Goal of the exercise = Find the lines of data that contain the string "декабря", then list them.

Provided records =
============
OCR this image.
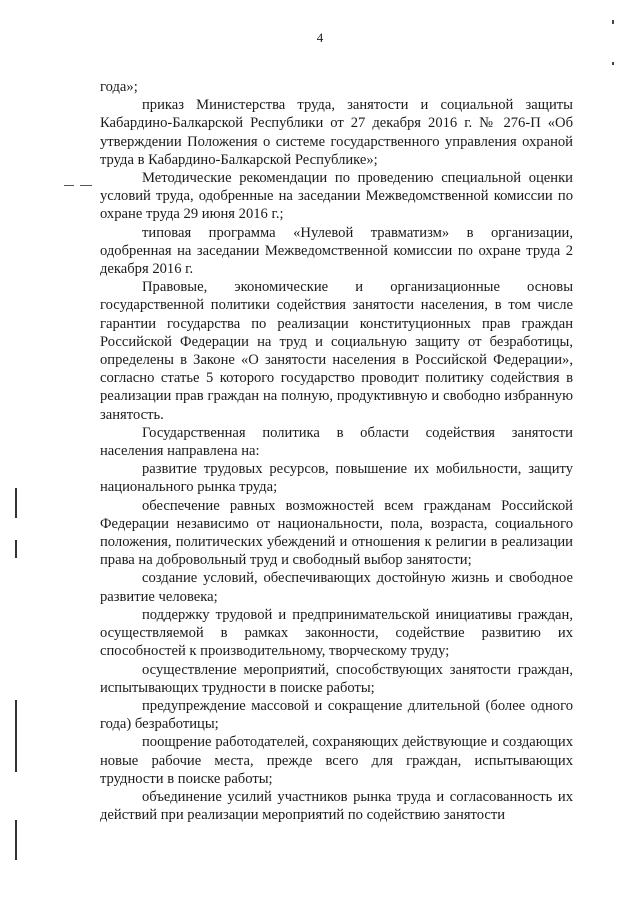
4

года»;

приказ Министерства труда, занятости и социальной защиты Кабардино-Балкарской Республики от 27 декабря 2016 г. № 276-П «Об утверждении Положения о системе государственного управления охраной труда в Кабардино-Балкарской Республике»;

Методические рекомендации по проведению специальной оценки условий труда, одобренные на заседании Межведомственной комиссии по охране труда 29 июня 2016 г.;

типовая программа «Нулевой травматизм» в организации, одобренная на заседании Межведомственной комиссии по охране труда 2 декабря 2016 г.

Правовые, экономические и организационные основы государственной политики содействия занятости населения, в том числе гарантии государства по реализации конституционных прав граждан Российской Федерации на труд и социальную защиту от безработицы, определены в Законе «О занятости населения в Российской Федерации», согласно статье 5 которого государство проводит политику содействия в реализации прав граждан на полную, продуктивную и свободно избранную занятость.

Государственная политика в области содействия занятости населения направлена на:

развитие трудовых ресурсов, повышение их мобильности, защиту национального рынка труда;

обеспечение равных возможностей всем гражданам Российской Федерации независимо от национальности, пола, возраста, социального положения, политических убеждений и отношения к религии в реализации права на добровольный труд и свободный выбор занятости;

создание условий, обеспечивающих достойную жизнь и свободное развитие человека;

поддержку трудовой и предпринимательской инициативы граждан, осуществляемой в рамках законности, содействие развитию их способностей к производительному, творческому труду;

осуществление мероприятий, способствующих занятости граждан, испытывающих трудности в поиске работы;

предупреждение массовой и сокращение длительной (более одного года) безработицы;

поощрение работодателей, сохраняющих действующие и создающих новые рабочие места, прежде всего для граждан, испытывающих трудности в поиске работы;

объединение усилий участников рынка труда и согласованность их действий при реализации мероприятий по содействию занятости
============
Result for this task =
приказ Министерства труда, занятости и социальной защиты Кабардино-Балкарской Республики от 27 декабря 2016 г. № 276-П «Об утверждении Положения о системе государственного управления охраной труда в Кабардино-Балкарской Республике»;
типовая программа «Нулевой травматизм» в организации, одобренная на заседании Межведомственной комиссии по охране труда 2 декабря 2016 г.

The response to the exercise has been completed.